- Stated problem -
Copy out the forum thread below about the golden retriever in a California shelter, word for word and in full.

# Golden Retriever in Shelter in California



## 4goldengirls (Jun 10, 2014)

Golden in Fresno, CA shelter
RILEY 45369531
https://www.ccspca.com/adopt-a-dog/?id=45369531
Breed Retriever, Golden
Age 2 Years
Gender Male
Size Large
Intake Date 08/24/2020
Animal Center
559-233-7722
103 S. Hughes Ave
Fresno, CA 93706
559-233-7722 ext.116
[email protected]


----------



## Peri29 (Aug 5, 2017)

Riley seems to break records with adoption candidates... On hold


----------



## 4goldengirls (Jun 10, 2014)

So glad.... I've been seeing so many goldens in shelters lately.


----------



## Peri29 (Aug 5, 2017)

Economy is bad and the social media created golden retriever craze.Still a question mark why they did not opt to surrender to a GR rescue but to a shelter tells us though a lot on his ex-owners.


----------



## mylissyk (Feb 25, 2007)

Peri29 said:


> Economy is bad and the social media created golden retriever craze.Still a question mark why they did not opt to surrender to a GR rescue but to a shelter tells us though a lot on his ex-owners.

- Data -
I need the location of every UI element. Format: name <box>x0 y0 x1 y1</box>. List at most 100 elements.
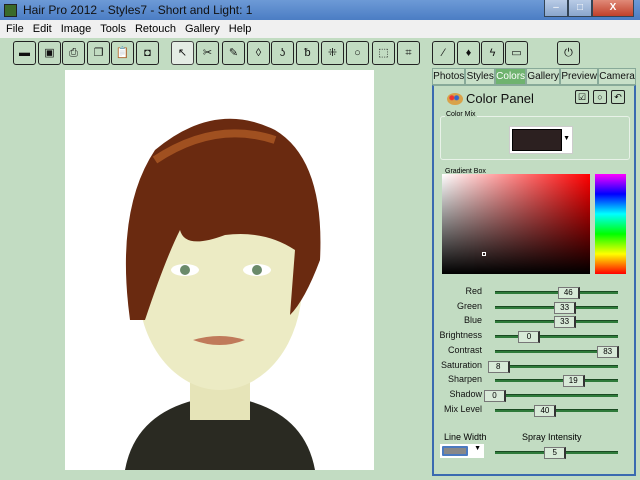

- Exercise output -
# Golden Retriever in Shelter in California



## 4goldengirls (Jun 10, 2014)

Golden in Fresno, CA shelter
RILEY 45369531
https://www.ccspca.com/adopt-a-dog/?id=45369531
Breed Retriever, Golden
Age 2 Years
Gender Male
Size Large
Intake Date 08/24/2020
Animal Center
559-233-7722
103 S. Hughes Ave
Fresno, CA 93706
559-233-7722 ext.116
[email protected]


----------



## Peri29 (Aug 5, 2017)

Riley seems to break records with adoption candidates... On hold


----------



## 4goldengirls (Jun 10, 2014)

So glad.... I've been seeing so many goldens in shelters lately.


----------



## Peri29 (Aug 5, 2017)

Economy is bad and the social media created golden retriever craze.Still a question mark why they did not opt to surrender to a GR rescue but to a shelter tells us though a lot on his ex-owners.


----------



## mylissyk (Feb 25, 2007)

Peri29 said:


> Economy is bad and the social media created golden retriever craze.Still a question mark why they did not opt to surrender to a GR rescue but to a shelter tells us though a lot on his ex-owners.